- [Challenge]:
Any pictures in the records below should be skipped; write out everything else exactly.

+ + + + +

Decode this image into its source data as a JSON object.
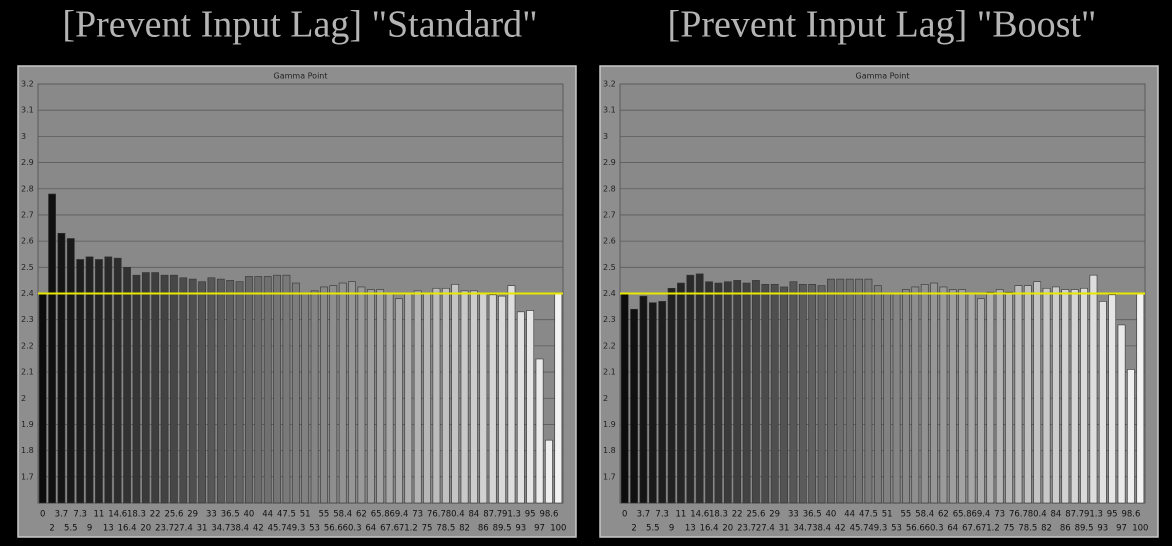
{
  "chart_data": [
    {
      "type": "bar",
      "title": "[Prevent Input Lag] \"Standard\"",
      "subtitle": "Gamma Point",
      "categories": [
        "0",
        "2",
        "3.7",
        "5.5",
        "7.3",
        "9",
        "11",
        "13",
        "14.6",
        "16.4",
        "18.3",
        "20",
        "22",
        "23.7",
        "25.6",
        "27.4",
        "29",
        "31",
        "33",
        "34.7",
        "36.5",
        "38.4",
        "40",
        "42",
        "44",
        "45.7",
        "47.5",
        "49.3",
        "51",
        "53",
        "55",
        "56.6",
        "58.4",
        "60.3",
        "62",
        "64",
        "65.8",
        "67.6",
        "69.4",
        "71.2",
        "73",
        "75",
        "76.7",
        "78.5",
        "80.4",
        "82",
        "84",
        "86",
        "87.7",
        "89.5",
        "91.3",
        "93",
        "95",
        "97",
        "98.6",
        "100"
      ],
      "values": [
        2.4,
        2.78,
        2.63,
        2.61,
        2.53,
        2.54,
        2.53,
        2.54,
        2.535,
        2.5,
        2.47,
        2.48,
        2.48,
        2.47,
        2.47,
        2.46,
        2.455,
        2.445,
        2.46,
        2.455,
        2.45,
        2.445,
        2.465,
        2.465,
        2.465,
        2.47,
        2.47,
        2.44,
        2.4,
        2.41,
        2.425,
        2.43,
        2.44,
        2.445,
        2.425,
        2.415,
        2.415,
        2.4,
        2.38,
        2.4,
        2.41,
        2.4,
        2.42,
        2.42,
        2.435,
        2.41,
        2.41,
        2.4,
        2.395,
        2.39,
        2.43,
        2.33,
        2.335,
        2.15,
        1.84,
        2.4
      ],
      "color_start": "#0c0c0c",
      "color_end": "#f2f2f2",
      "reference_line": 2.4,
      "reference_color": "#e8e800",
      "ylim": [
        1.6,
        3.2
      ],
      "yticks": [
        1.7,
        1.8,
        1.9,
        2,
        2.1,
        2.2,
        2.3,
        2.4,
        2.5,
        2.6,
        2.7,
        2.8,
        2.9,
        3,
        3.1,
        3.2
      ],
      "grid": true
    },
    {
      "type": "bar",
      "title": "[Prevent Input Lag] \"Boost\"",
      "subtitle": "Gamma Point",
      "categories": [
        "0",
        "2",
        "3.7",
        "5.5",
        "7.3",
        "9",
        "11",
        "13",
        "14.6",
        "16.4",
        "18.3",
        "20",
        "22",
        "23.7",
        "25.6",
        "27.4",
        "29",
        "31",
        "33",
        "34.7",
        "36.5",
        "38.4",
        "40",
        "42",
        "44",
        "45.7",
        "47.5",
        "49.3",
        "51",
        "53",
        "55",
        "56.6",
        "58.4",
        "60.3",
        "62",
        "64",
        "65.8",
        "67.6",
        "69.4",
        "71.2",
        "73",
        "75",
        "76.7",
        "78.5",
        "80.4",
        "82",
        "84",
        "86",
        "87.7",
        "89.5",
        "91.3",
        "93",
        "95",
        "97",
        "98.6",
        "100"
      ],
      "values": [
        2.4,
        2.34,
        2.39,
        2.365,
        2.37,
        2.42,
        2.44,
        2.47,
        2.475,
        2.445,
        2.44,
        2.445,
        2.45,
        2.44,
        2.45,
        2.435,
        2.435,
        2.425,
        2.445,
        2.435,
        2.435,
        2.43,
        2.455,
        2.455,
        2.455,
        2.455,
        2.455,
        2.43,
        2.4,
        2.4,
        2.415,
        2.425,
        2.435,
        2.44,
        2.425,
        2.415,
        2.415,
        2.4,
        2.38,
        2.405,
        2.415,
        2.405,
        2.43,
        2.43,
        2.445,
        2.42,
        2.425,
        2.415,
        2.415,
        2.42,
        2.47,
        2.37,
        2.395,
        2.28,
        2.11,
        2.4
      ],
      "color_start": "#0c0c0c",
      "color_end": "#f2f2f2",
      "reference_line": 2.4,
      "reference_color": "#e8e800",
      "ylim": [
        1.6,
        3.2
      ],
      "yticks": [
        1.7,
        1.8,
        1.9,
        2,
        2.1,
        2.2,
        2.3,
        2.4,
        2.5,
        2.6,
        2.7,
        2.8,
        2.9,
        3,
        3.1,
        3.2
      ],
      "grid": true
    }
  ]
}
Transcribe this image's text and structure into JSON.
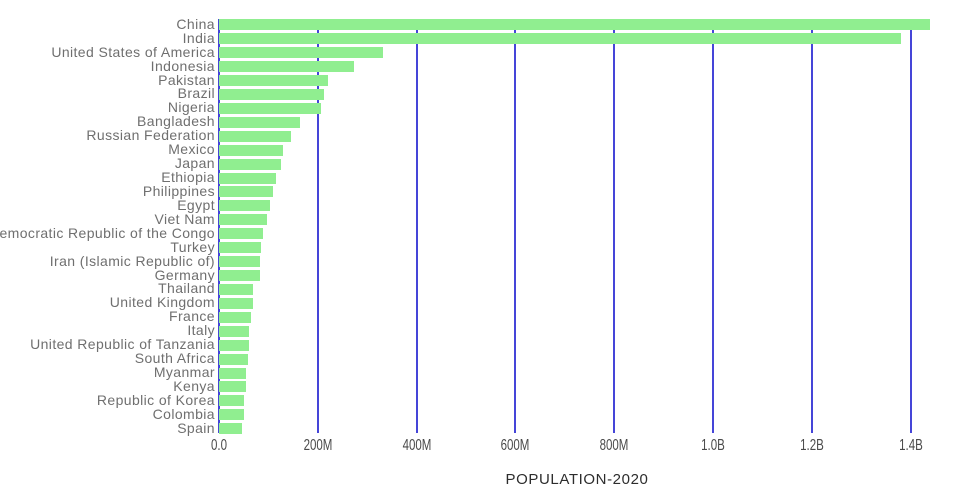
{
  "chart_data": {
    "type": "bar",
    "orientation": "horizontal",
    "title": "",
    "xlabel": "POPULATION-2020",
    "ylabel": "",
    "categories": [
      "China",
      "India",
      "United States of America",
      "Indonesia",
      "Pakistan",
      "Brazil",
      "Nigeria",
      "Bangladesh",
      "Russian Federation",
      "Mexico",
      "Japan",
      "Ethiopia",
      "Philippines",
      "Egypt",
      "Viet Nam",
      "Democratic Republic of the Congo",
      "Turkey",
      "Iran (Islamic Republic of)",
      "Germany",
      "Thailand",
      "United Kingdom",
      "France",
      "Italy",
      "United Republic of Tanzania",
      "South Africa",
      "Myanmar",
      "Kenya",
      "Republic of Korea",
      "Colombia",
      "Spain"
    ],
    "values_millions": [
      1439.32,
      1380.0,
      331.0,
      273.52,
      220.89,
      212.56,
      206.14,
      164.69,
      145.93,
      128.93,
      126.48,
      114.96,
      109.58,
      102.33,
      97.34,
      89.56,
      84.34,
      83.99,
      83.78,
      69.8,
      67.89,
      65.27,
      60.46,
      59.73,
      59.31,
      54.41,
      53.77,
      51.27,
      50.88,
      46.75
    ],
    "x_ticks": [
      "0.0",
      "200M",
      "400M",
      "600M",
      "800M",
      "1.0B",
      "1.2B",
      "1.4B"
    ],
    "x_tick_step_millions": 200,
    "xlim_millions": [
      0,
      1450
    ],
    "grid": true,
    "legend": false,
    "colors": {
      "bar": "#90ee90",
      "gridline": "#4545d8",
      "category_label": "#6f6f6f",
      "tick_label": "#4a4a4a",
      "axis_title": "#2d2d2d",
      "background": "#ffffff"
    }
  }
}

+ + + + +

- [Expected answer]:
Decode this image into its source data as a JSON object.
{
  "chart_data": [
    {
      "type": "bar",
      "title": "[Prevent Input Lag] \"Standard\"",
      "subtitle": "Gamma Point",
      "categories": [
        "0",
        "2",
        "3.7",
        "5.5",
        "7.3",
        "9",
        "11",
        "13",
        "14.6",
        "16.4",
        "18.3",
        "20",
        "22",
        "23.7",
        "25.6",
        "27.4",
        "29",
        "31",
        "33",
        "34.7",
        "36.5",
        "38.4",
        "40",
        "42",
        "44",
        "45.7",
        "47.5",
        "49.3",
        "51",
        "53",
        "55",
        "56.6",
        "58.4",
        "60.3",
        "62",
        "64",
        "65.8",
        "67.6",
        "69.4",
        "71.2",
        "73",
        "75",
        "76.7",
        "78.5",
        "80.4",
        "82",
        "84",
        "86",
        "87.7",
        "89.5",
        "91.3",
        "93",
        "95",
        "97",
        "98.6",
        "100"
      ],
      "values": [
        2.4,
        2.78,
        2.63,
        2.61,
        2.53,
        2.54,
        2.53,
        2.54,
        2.535,
        2.5,
        2.47,
        2.48,
        2.48,
        2.47,
        2.47,
        2.46,
        2.455,
        2.445,
        2.46,
        2.455,
        2.45,
        2.445,
        2.465,
        2.465,
        2.465,
        2.47,
        2.47,
        2.44,
        2.4,
        2.41,
        2.425,
        2.43,
        2.44,
        2.445,
        2.425,
        2.415,
        2.415,
        2.4,
        2.38,
        2.4,
        2.41,
        2.4,
        2.42,
        2.42,
        2.435,
        2.41,
        2.41,
        2.4,
        2.395,
        2.39,
        2.43,
        2.33,
        2.335,
        2.15,
        1.84,
        2.4
      ],
      "color_start": "#0c0c0c",
      "color_end": "#f2f2f2",
      "reference_line": 2.4,
      "reference_color": "#e8e800",
      "ylim": [
        1.6,
        3.2
      ],
      "yticks": [
        1.7,
        1.8,
        1.9,
        2,
        2.1,
        2.2,
        2.3,
        2.4,
        2.5,
        2.6,
        2.7,
        2.8,
        2.9,
        3,
        3.1,
        3.2
      ],
      "grid": true
    },
    {
      "type": "bar",
      "title": "[Prevent Input Lag] \"Boost\"",
      "subtitle": "Gamma Point",
      "categories": [
        "0",
        "2",
        "3.7",
        "5.5",
        "7.3",
        "9",
        "11",
        "13",
        "14.6",
        "16.4",
        "18.3",
        "20",
        "22",
        "23.7",
        "25.6",
        "27.4",
        "29",
        "31",
        "33",
        "34.7",
        "36.5",
        "38.4",
        "40",
        "42",
        "44",
        "45.7",
        "47.5",
        "49.3",
        "51",
        "53",
        "55",
        "56.6",
        "58.4",
        "60.3",
        "62",
        "64",
        "65.8",
        "67.6",
        "69.4",
        "71.2",
        "73",
        "75",
        "76.7",
        "78.5",
        "80.4",
        "82",
        "84",
        "86",
        "87.7",
        "89.5",
        "91.3",
        "93",
        "95",
        "97",
        "98.6",
        "100"
      ],
      "values": [
        2.4,
        2.34,
        2.39,
        2.365,
        2.37,
        2.42,
        2.44,
        2.47,
        2.475,
        2.445,
        2.44,
        2.445,
        2.45,
        2.44,
        2.45,
        2.435,
        2.435,
        2.425,
        2.445,
        2.435,
        2.435,
        2.43,
        2.455,
        2.455,
        2.455,
        2.455,
        2.455,
        2.43,
        2.4,
        2.4,
        2.415,
        2.425,
        2.435,
        2.44,
        2.425,
        2.415,
        2.415,
        2.4,
        2.38,
        2.405,
        2.415,
        2.405,
        2.43,
        2.43,
        2.445,
        2.42,
        2.425,
        2.415,
        2.415,
        2.42,
        2.47,
        2.37,
        2.395,
        2.28,
        2.11,
        2.4
      ],
      "color_start": "#0c0c0c",
      "color_end": "#f2f2f2",
      "reference_line": 2.4,
      "reference_color": "#e8e800",
      "ylim": [
        1.6,
        3.2
      ],
      "yticks": [
        1.7,
        1.8,
        1.9,
        2,
        2.1,
        2.2,
        2.3,
        2.4,
        2.5,
        2.6,
        2.7,
        2.8,
        2.9,
        3,
        3.1,
        3.2
      ],
      "grid": true
    }
  ]
}
Transcribe this image's text and structure into JSON.
{
  "chart_data": {
    "type": "bar",
    "orientation": "horizontal",
    "title": "",
    "xlabel": "POPULATION-2020",
    "ylabel": "",
    "categories": [
      "China",
      "India",
      "United States of America",
      "Indonesia",
      "Pakistan",
      "Brazil",
      "Nigeria",
      "Bangladesh",
      "Russian Federation",
      "Mexico",
      "Japan",
      "Ethiopia",
      "Philippines",
      "Egypt",
      "Viet Nam",
      "Democratic Republic of the Congo",
      "Turkey",
      "Iran (Islamic Republic of)",
      "Germany",
      "Thailand",
      "United Kingdom",
      "France",
      "Italy",
      "United Republic of Tanzania",
      "South Africa",
      "Myanmar",
      "Kenya",
      "Republic of Korea",
      "Colombia",
      "Spain"
    ],
    "values_millions": [
      1439.32,
      1380.0,
      331.0,
      273.52,
      220.89,
      212.56,
      206.14,
      164.69,
      145.93,
      128.93,
      126.48,
      114.96,
      109.58,
      102.33,
      97.34,
      89.56,
      84.34,
      83.99,
      83.78,
      69.8,
      67.89,
      65.27,
      60.46,
      59.73,
      59.31,
      54.41,
      53.77,
      51.27,
      50.88,
      46.75
    ],
    "x_ticks": [
      "0.0",
      "200M",
      "400M",
      "600M",
      "800M",
      "1.0B",
      "1.2B",
      "1.4B"
    ],
    "x_tick_step_millions": 200,
    "xlim_millions": [
      0,
      1450
    ],
    "grid": true,
    "legend": false,
    "colors": {
      "bar": "#90ee90",
      "gridline": "#4545d8",
      "category_label": "#6f6f6f",
      "tick_label": "#4a4a4a",
      "axis_title": "#2d2d2d",
      "background": "#ffffff"
    }
  }
}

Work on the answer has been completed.